▶ **STATED TASK**
Pick out the lines below that contain the string "bold" and copy them all.

▶ **DATA FOR THIS EXERCISE**
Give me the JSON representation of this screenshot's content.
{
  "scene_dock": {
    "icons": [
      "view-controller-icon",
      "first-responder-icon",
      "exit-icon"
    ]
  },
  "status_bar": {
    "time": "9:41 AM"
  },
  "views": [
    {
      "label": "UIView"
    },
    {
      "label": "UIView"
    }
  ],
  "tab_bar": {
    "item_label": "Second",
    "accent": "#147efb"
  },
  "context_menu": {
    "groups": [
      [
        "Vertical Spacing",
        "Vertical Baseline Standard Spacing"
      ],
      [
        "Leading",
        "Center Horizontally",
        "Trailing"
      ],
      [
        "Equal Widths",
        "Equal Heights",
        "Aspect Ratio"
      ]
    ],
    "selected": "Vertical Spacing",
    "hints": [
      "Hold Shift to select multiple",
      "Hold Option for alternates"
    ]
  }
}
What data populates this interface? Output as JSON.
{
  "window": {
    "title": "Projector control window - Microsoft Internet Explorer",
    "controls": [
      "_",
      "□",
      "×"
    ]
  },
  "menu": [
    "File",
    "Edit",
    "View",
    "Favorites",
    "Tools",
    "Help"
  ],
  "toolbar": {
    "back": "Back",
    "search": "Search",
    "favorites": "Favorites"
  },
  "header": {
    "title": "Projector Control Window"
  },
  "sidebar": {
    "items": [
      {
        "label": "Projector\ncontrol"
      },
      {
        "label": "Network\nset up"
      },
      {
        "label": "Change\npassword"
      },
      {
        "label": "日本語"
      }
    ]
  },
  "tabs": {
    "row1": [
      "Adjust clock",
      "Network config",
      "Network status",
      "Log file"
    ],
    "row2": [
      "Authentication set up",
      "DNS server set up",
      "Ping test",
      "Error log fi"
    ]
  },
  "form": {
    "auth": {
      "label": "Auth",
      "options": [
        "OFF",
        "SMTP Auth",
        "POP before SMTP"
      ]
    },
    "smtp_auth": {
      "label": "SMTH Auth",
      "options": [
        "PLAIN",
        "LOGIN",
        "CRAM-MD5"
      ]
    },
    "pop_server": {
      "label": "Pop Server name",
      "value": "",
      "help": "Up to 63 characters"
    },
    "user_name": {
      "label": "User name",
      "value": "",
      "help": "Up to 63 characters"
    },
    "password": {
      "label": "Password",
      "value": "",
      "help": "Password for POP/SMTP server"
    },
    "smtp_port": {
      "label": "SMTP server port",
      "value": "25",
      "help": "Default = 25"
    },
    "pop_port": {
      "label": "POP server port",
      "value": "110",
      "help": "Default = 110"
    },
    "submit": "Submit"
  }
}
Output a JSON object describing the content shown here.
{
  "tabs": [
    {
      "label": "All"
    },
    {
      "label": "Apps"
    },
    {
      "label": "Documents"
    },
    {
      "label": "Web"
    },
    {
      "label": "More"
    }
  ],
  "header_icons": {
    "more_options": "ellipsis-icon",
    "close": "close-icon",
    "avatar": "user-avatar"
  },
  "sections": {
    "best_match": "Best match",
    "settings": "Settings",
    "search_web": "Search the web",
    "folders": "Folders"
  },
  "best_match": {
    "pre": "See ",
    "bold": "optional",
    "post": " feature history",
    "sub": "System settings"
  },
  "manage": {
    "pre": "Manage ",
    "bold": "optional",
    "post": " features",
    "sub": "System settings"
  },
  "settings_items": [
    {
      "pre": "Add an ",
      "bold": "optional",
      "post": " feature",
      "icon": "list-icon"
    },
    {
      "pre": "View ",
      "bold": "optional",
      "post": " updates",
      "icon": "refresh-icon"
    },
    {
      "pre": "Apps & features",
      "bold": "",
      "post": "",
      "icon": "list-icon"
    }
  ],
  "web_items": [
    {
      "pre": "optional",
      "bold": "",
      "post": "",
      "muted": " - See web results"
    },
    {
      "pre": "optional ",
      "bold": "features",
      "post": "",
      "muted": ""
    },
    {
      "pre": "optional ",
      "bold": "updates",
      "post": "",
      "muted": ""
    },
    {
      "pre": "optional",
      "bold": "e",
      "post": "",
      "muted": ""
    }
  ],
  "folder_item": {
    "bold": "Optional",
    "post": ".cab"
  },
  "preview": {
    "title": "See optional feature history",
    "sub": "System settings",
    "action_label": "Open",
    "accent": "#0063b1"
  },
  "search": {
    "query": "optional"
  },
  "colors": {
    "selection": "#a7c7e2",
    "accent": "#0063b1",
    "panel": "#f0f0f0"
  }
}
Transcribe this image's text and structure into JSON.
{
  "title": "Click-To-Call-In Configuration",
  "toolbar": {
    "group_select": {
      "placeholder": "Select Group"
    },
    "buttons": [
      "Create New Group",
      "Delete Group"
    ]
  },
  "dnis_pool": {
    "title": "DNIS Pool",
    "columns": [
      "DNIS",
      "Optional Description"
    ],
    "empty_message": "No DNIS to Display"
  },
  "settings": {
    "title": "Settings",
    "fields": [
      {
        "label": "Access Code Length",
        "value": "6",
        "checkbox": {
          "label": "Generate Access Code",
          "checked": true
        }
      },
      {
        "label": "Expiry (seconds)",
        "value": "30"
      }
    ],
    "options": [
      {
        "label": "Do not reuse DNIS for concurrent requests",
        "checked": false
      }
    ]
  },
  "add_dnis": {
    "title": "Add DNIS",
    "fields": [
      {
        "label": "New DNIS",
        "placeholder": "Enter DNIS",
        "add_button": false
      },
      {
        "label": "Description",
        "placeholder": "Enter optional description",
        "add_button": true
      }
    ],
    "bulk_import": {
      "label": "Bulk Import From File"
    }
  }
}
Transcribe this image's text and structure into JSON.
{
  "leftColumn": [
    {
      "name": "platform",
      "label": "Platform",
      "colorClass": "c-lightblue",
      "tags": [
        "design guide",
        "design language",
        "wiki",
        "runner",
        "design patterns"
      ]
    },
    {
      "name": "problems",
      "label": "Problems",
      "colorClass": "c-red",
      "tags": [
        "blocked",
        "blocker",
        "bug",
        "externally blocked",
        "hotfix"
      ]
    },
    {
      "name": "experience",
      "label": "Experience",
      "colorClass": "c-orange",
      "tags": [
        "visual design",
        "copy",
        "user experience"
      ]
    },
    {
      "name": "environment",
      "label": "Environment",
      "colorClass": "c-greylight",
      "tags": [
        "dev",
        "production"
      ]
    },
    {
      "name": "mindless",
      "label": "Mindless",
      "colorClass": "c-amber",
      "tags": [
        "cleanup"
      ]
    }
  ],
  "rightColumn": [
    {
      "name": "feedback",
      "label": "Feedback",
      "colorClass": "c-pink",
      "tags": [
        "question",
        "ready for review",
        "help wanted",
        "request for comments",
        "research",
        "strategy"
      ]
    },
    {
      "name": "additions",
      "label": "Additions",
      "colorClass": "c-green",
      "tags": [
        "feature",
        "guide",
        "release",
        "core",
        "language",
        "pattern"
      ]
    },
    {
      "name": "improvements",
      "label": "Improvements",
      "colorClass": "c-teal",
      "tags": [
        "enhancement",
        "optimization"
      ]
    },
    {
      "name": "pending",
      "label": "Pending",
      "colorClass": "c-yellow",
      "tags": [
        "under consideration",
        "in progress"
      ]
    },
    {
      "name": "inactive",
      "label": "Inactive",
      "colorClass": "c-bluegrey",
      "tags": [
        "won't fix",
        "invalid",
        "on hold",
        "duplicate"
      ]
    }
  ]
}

▶ **RESULT**
    "bold": "optional",
    "bold": "optional",
      "bold": "optional",
      "bold": "optional",
      "bold": "",
      "bold": "",
      "bold": "features",
      "bold": "updates",
      "bold": "e",
    "bold": "Optional",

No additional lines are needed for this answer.